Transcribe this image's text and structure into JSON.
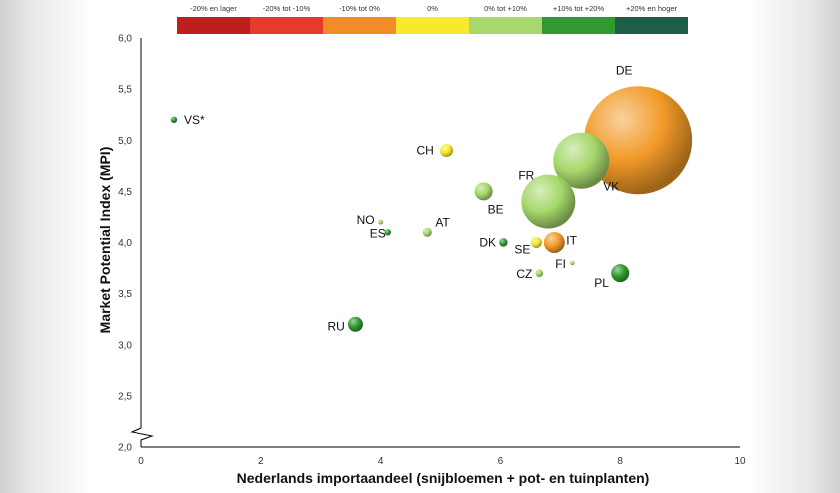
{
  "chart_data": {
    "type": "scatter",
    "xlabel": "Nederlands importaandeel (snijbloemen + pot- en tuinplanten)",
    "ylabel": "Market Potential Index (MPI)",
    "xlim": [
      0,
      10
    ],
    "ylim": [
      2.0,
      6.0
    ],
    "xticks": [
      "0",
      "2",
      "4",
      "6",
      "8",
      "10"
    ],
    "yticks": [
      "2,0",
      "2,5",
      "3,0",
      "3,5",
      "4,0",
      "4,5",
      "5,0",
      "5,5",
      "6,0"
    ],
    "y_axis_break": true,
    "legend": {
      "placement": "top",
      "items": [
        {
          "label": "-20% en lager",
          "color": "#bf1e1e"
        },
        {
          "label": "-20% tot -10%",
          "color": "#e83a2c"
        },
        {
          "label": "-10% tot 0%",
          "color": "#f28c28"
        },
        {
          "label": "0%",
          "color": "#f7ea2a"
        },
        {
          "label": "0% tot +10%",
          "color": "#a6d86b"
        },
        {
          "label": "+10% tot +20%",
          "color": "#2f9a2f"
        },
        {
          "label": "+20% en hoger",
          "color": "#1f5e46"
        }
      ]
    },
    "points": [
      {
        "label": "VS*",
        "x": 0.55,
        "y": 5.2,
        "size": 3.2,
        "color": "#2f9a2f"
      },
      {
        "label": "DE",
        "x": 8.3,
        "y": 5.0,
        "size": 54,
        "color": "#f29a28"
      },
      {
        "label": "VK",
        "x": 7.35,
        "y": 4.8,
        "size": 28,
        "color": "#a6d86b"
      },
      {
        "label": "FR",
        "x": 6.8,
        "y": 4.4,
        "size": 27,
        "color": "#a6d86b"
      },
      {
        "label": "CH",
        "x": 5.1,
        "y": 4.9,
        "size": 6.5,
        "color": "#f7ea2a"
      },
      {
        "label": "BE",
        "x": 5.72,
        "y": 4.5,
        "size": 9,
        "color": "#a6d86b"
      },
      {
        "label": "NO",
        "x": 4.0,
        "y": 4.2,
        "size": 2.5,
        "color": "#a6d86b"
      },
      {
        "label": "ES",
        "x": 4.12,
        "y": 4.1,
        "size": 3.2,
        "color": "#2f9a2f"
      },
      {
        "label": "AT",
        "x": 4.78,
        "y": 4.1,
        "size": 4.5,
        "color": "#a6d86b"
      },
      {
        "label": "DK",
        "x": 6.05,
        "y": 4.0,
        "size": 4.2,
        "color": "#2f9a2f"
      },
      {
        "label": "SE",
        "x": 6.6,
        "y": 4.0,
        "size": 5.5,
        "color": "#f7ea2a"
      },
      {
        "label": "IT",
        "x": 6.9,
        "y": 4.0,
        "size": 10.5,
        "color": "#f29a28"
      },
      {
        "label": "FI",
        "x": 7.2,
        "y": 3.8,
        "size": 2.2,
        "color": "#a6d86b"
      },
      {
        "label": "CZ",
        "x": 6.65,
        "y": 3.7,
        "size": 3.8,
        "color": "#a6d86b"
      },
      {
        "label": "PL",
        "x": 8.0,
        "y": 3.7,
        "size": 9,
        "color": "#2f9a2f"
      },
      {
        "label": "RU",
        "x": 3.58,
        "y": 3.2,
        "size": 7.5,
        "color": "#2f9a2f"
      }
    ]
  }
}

════════

Task brief:
The records above are to be restated exactly, without their pictures.

Output for this task:
Transcribe this image's text and structure into JSON.
{
  "chart_data": {
    "type": "scatter",
    "xlabel": "Nederlands importaandeel (snijbloemen + pot- en tuinplanten)",
    "ylabel": "Market Potential Index (MPI)",
    "xlim": [
      0,
      10
    ],
    "ylim": [
      2.0,
      6.0
    ],
    "xticks": [
      "0",
      "2",
      "4",
      "6",
      "8",
      "10"
    ],
    "yticks": [
      "2,0",
      "2,5",
      "3,0",
      "3,5",
      "4,0",
      "4,5",
      "5,0",
      "5,5",
      "6,0"
    ],
    "y_axis_break": true,
    "legend": {
      "placement": "top",
      "items": [
        {
          "label": "-20% en lager",
          "color": "#bf1e1e"
        },
        {
          "label": "-20% tot -10%",
          "color": "#e83a2c"
        },
        {
          "label": "-10% tot 0%",
          "color": "#f28c28"
        },
        {
          "label": "0%",
          "color": "#f7ea2a"
        },
        {
          "label": "0% tot +10%",
          "color": "#a6d86b"
        },
        {
          "label": "+10% tot +20%",
          "color": "#2f9a2f"
        },
        {
          "label": "+20% en hoger",
          "color": "#1f5e46"
        }
      ]
    },
    "points": [
      {
        "label": "VS*",
        "x": 0.55,
        "y": 5.2,
        "size": 3.2,
        "color": "#2f9a2f"
      },
      {
        "label": "DE",
        "x": 8.3,
        "y": 5.0,
        "size": 54,
        "color": "#f29a28"
      },
      {
        "label": "VK",
        "x": 7.35,
        "y": 4.8,
        "size": 28,
        "color": "#a6d86b"
      },
      {
        "label": "FR",
        "x": 6.8,
        "y": 4.4,
        "size": 27,
        "color": "#a6d86b"
      },
      {
        "label": "CH",
        "x": 5.1,
        "y": 4.9,
        "size": 6.5,
        "color": "#f7ea2a"
      },
      {
        "label": "BE",
        "x": 5.72,
        "y": 4.5,
        "size": 9,
        "color": "#a6d86b"
      },
      {
        "label": "NO",
        "x": 4.0,
        "y": 4.2,
        "size": 2.5,
        "color": "#a6d86b"
      },
      {
        "label": "ES",
        "x": 4.12,
        "y": 4.1,
        "size": 3.2,
        "color": "#2f9a2f"
      },
      {
        "label": "AT",
        "x": 4.78,
        "y": 4.1,
        "size": 4.5,
        "color": "#a6d86b"
      },
      {
        "label": "DK",
        "x": 6.05,
        "y": 4.0,
        "size": 4.2,
        "color": "#2f9a2f"
      },
      {
        "label": "SE",
        "x": 6.6,
        "y": 4.0,
        "size": 5.5,
        "color": "#f7ea2a"
      },
      {
        "label": "IT",
        "x": 6.9,
        "y": 4.0,
        "size": 10.5,
        "color": "#f29a28"
      },
      {
        "label": "FI",
        "x": 7.2,
        "y": 3.8,
        "size": 2.2,
        "color": "#a6d86b"
      },
      {
        "label": "CZ",
        "x": 6.65,
        "y": 3.7,
        "size": 3.8,
        "color": "#a6d86b"
      },
      {
        "label": "PL",
        "x": 8.0,
        "y": 3.7,
        "size": 9,
        "color": "#2f9a2f"
      },
      {
        "label": "RU",
        "x": 3.58,
        "y": 3.2,
        "size": 7.5,
        "color": "#2f9a2f"
      }
    ]
  }
}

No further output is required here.